Written problem: Write out the listing beneath this instruction in its entirety, exactly as it reads.

Dataset content:
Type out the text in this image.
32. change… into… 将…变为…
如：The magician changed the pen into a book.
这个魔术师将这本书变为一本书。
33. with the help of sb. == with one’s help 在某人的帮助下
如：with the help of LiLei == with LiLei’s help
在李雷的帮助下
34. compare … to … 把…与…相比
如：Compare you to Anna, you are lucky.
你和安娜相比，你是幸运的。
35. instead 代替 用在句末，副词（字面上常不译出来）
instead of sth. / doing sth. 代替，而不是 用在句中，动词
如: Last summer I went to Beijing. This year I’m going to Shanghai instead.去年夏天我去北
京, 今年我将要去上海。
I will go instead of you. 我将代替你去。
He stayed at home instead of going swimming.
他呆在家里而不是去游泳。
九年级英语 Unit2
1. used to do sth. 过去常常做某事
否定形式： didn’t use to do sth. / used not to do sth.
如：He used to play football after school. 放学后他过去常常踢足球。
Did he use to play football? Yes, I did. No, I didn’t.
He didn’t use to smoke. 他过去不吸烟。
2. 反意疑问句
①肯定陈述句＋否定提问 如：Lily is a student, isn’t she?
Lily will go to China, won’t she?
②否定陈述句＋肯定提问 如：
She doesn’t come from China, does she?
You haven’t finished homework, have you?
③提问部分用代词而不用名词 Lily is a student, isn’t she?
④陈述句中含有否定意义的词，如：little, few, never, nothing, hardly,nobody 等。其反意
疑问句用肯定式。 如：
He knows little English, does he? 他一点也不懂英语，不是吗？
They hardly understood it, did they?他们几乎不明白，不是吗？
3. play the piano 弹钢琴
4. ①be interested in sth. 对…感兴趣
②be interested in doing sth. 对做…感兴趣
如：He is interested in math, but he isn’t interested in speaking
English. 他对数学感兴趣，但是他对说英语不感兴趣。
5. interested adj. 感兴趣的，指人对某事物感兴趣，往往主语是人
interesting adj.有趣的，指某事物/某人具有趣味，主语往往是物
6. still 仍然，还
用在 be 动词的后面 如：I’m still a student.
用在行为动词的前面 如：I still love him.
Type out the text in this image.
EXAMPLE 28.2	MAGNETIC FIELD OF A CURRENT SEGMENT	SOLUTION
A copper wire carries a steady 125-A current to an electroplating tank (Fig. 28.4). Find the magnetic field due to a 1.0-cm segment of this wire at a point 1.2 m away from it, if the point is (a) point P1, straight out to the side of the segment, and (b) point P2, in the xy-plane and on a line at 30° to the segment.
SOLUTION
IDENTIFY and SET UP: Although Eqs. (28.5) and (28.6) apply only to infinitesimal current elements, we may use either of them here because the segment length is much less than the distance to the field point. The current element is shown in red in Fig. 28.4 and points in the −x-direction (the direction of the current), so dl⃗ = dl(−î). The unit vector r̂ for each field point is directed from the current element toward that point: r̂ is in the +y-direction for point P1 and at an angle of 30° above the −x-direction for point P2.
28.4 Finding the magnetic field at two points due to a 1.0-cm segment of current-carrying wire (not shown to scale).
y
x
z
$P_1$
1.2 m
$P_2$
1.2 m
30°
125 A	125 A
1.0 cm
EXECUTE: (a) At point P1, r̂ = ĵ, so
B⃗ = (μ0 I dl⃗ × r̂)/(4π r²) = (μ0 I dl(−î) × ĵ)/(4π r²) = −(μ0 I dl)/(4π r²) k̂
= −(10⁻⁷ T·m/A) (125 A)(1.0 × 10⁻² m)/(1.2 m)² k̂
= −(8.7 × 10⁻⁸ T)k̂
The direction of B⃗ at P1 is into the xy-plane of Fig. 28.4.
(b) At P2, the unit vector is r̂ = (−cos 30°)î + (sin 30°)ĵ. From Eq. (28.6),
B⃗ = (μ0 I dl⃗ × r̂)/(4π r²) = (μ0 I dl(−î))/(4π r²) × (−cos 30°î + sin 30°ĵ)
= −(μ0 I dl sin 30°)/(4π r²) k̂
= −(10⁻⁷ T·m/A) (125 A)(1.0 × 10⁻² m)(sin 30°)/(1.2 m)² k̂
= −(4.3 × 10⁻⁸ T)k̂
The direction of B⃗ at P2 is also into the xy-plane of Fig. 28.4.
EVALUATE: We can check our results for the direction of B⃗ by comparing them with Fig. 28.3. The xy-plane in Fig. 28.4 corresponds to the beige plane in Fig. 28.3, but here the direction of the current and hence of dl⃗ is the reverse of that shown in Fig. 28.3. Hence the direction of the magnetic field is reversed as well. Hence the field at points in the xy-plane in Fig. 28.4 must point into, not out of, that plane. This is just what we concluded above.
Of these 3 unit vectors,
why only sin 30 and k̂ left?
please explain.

Correct response:
Type out the text in this image.
32. change… into… 将…变为…
如：The magician changed the pen into a book.
这个魔术师将这本书变为一本书。
33. with the help of sb. == with one’s help 在某人的帮助下
如：with the help of LiLei == with LiLei’s help
在李雷的帮助下
34. compare … to … 把…与…相比
如：Compare you to Anna, you are lucky.
你和安娜相比，你是幸运的。
35. instead 代替 用在句末，副词（字面上常不译出来）
instead of sth. / doing sth. 代替，而不是 用在句中，动词
如: Last summer I went to Beijing. This year I’m going to Shanghai instead.去年夏天我去北
京, 今年我将要去上海。
I will go instead of you. 我将代替你去。
He stayed at home instead of going swimming.
他呆在家里而不是去游泳。
九年级英语 Unit2
1. used to do sth. 过去常常做某事
否定形式： didn’t use to do sth. / used not to do sth.
如：He used to play football after school. 放学后他过去常常踢足球。
Did he use to play football? Yes, I did. No, I didn’t.
He didn’t use to smoke. 他过去不吸烟。
2. 反意疑问句
①肯定陈述句＋否定提问 如：Lily is a student, isn’t she?
Lily will go to China, won’t she?
②否定陈述句＋肯定提问 如：
She doesn’t come from China, does she?
You haven’t finished homework, have you?
③提问部分用代词而不用名词 Lily is a student, isn’t she?
④陈述句中含有否定意义的词，如：little, few, never, nothing, hardly,nobody 等。其反意
疑问句用肯定式。 如：
He knows little English, does he? 他一点也不懂英语，不是吗？
They hardly understood it, did they?他们几乎不明白，不是吗？
3. play the piano 弹钢琴
4. ①be interested in sth. 对…感兴趣
②be interested in doing sth. 对做…感兴趣
如：He is interested in math, but he isn’t interested in speaking
English. 他对数学感兴趣，但是他对说英语不感兴趣。
5. interested adj. 感兴趣的，指人对某事物感兴趣，往往主语是人
interesting adj.有趣的，指某事物/某人具有趣味，主语往往是物
6. still 仍然，还
用在 be 动词的后面 如：I’m still a student.
用在行为动词的前面 如：I still love him.
Type out the text in this image.
EXAMPLE 28.2	MAGNETIC FIELD OF A CURRENT SEGMENT	SOLUTION
A copper wire carries a steady 125-A current to an electroplating tank (Fig. 28.4). Find the magnetic field due to a 1.0-cm segment of this wire at a point 1.2 m away from it, if the point is (a) point P1, straight out to the side of the segment, and (b) point P2, in the xy-plane and on a line at 30° to the segment.
SOLUTION
IDENTIFY and SET UP: Although Eqs. (28.5) and (28.6) apply only to infinitesimal current elements, we may use either of them here because the segment length is much less than the distance to the field point. The current element is shown in red in Fig. 28.4 and points in the −x-direction (the direction of the current), so dl⃗ = dl(−î). The unit vector r̂ for each field point is directed from the current element toward that point: r̂ is in the +y-direction for point P1 and at an angle of 30° above the −x-direction for point P2.
28.4 Finding the magnetic field at two points due to a 1.0-cm segment of current-carrying wire (not shown to scale).
y
x
z
$P_1$
1.2 m
$P_2$
1.2 m
30°
125 A	125 A
1.0 cm
EXECUTE: (a) At point P1, r̂ = ĵ, so
B⃗ = (μ0 I dl⃗ × r̂)/(4π r²) = (μ0 I dl(−î) × ĵ)/(4π r²) = −(μ0 I dl)/(4π r²) k̂
= −(10⁻⁷ T·m/A) (125 A)(1.0 × 10⁻² m)/(1.2 m)² k̂
= −(8.7 × 10⁻⁸ T)k̂
The direction of B⃗ at P1 is into the xy-plane of Fig. 28.4.
(b) At P2, the unit vector is r̂ = (−cos 30°)î + (sin 30°)ĵ. From Eq. (28.6),
B⃗ = (μ0 I dl⃗ × r̂)/(4π r²) = (μ0 I dl(−î))/(4π r²) × (−cos 30°î + sin 30°ĵ)
= −(μ0 I dl sin 30°)/(4π r²) k̂
= −(10⁻⁷ T·m/A) (125 A)(1.0 × 10⁻² m)(sin 30°)/(1.2 m)² k̂
= −(4.3 × 10⁻⁸ T)k̂
The direction of B⃗ at P2 is also into the xy-plane of Fig. 28.4.
EVALUATE: We can check our results for the direction of B⃗ by comparing them with Fig. 28.3. The xy-plane in Fig. 28.4 corresponds to the beige plane in Fig. 28.3, but here the direction of the current and hence of dl⃗ is the reverse of that shown in Fig. 28.3. Hence the direction of the magnetic field is reversed as well. Hence the field at points in the xy-plane in Fig. 28.4 must point into, not out of, that plane. This is just what we concluded above.
Of these 3 unit vectors,
why only sin 30 and k̂ left?
please explain.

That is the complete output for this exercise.